*Task to complete*
Check each line of the material below for the string "image", then report how many lines have it, and nothing else.

>>>

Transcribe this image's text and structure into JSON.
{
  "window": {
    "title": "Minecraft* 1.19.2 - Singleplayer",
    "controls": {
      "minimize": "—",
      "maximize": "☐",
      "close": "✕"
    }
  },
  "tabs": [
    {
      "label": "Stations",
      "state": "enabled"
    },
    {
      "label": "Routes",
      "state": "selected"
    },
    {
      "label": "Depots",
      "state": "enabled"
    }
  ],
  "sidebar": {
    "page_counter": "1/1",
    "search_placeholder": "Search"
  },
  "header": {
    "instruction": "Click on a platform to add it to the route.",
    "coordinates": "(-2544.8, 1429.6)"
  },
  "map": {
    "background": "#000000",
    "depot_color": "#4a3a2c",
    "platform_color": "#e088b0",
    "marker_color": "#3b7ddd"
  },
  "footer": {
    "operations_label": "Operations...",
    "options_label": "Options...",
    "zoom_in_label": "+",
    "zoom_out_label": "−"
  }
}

<<<
>>>

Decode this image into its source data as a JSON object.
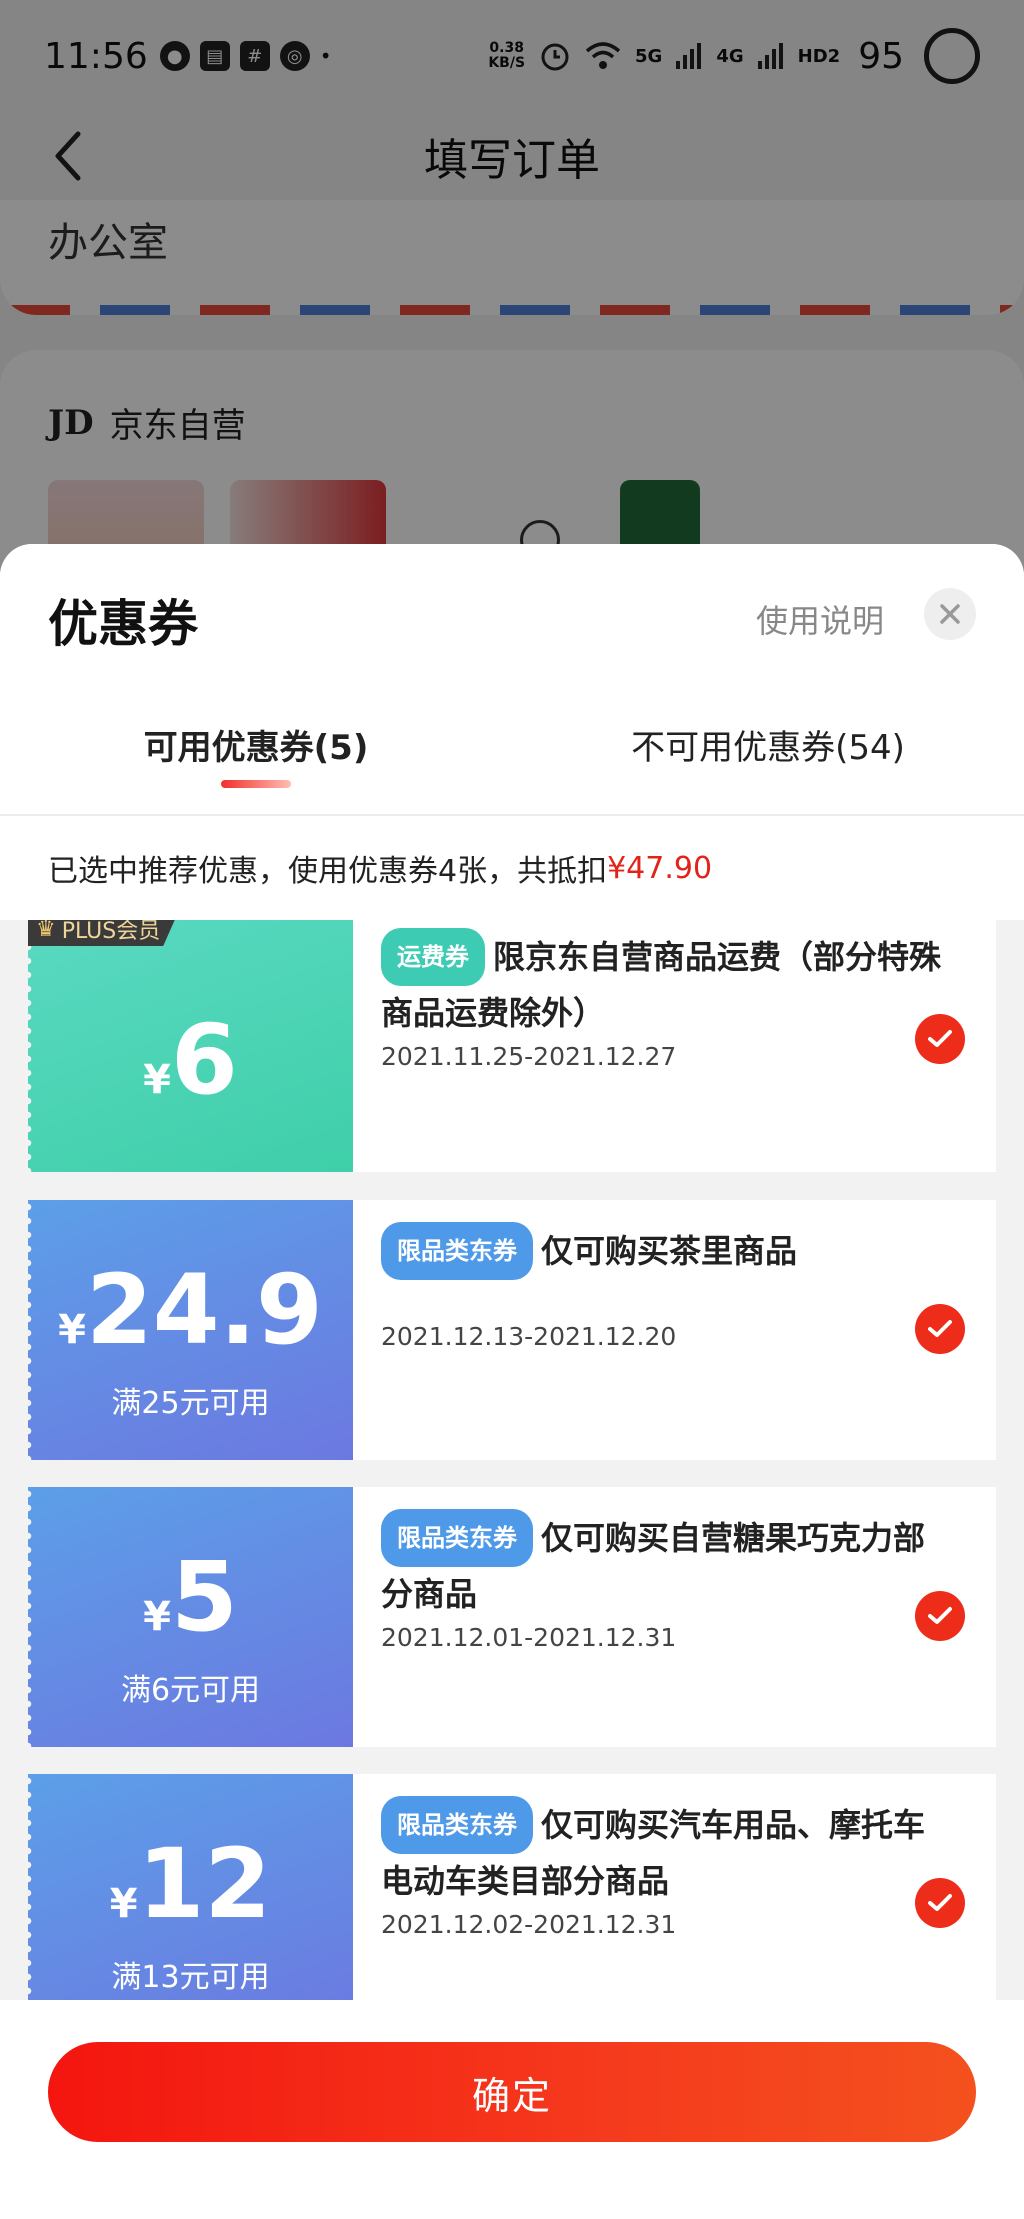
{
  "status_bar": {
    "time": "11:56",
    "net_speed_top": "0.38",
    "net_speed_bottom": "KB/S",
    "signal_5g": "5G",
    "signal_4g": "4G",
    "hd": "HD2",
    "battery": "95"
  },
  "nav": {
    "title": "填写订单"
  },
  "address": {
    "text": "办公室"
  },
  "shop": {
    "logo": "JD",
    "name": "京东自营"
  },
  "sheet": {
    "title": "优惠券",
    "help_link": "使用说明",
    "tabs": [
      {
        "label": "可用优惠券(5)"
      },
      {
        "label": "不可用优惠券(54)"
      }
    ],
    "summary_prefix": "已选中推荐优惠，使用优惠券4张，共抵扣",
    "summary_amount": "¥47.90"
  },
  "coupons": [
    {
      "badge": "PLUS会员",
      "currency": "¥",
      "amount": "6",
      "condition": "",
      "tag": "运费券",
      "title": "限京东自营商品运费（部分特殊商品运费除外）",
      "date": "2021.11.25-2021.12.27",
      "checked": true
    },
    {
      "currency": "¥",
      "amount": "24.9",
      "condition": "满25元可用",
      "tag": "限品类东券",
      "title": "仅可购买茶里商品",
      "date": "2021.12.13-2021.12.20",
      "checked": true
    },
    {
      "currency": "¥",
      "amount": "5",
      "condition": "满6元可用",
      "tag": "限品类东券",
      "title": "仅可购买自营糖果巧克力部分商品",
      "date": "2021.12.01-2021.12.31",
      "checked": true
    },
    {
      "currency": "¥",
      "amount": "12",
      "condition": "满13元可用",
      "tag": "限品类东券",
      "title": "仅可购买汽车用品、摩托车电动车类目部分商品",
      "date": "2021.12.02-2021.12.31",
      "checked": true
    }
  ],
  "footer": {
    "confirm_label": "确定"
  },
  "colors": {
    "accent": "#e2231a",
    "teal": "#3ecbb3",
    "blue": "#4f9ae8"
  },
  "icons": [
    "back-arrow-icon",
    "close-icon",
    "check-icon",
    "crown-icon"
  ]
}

<<<

*Solution*
2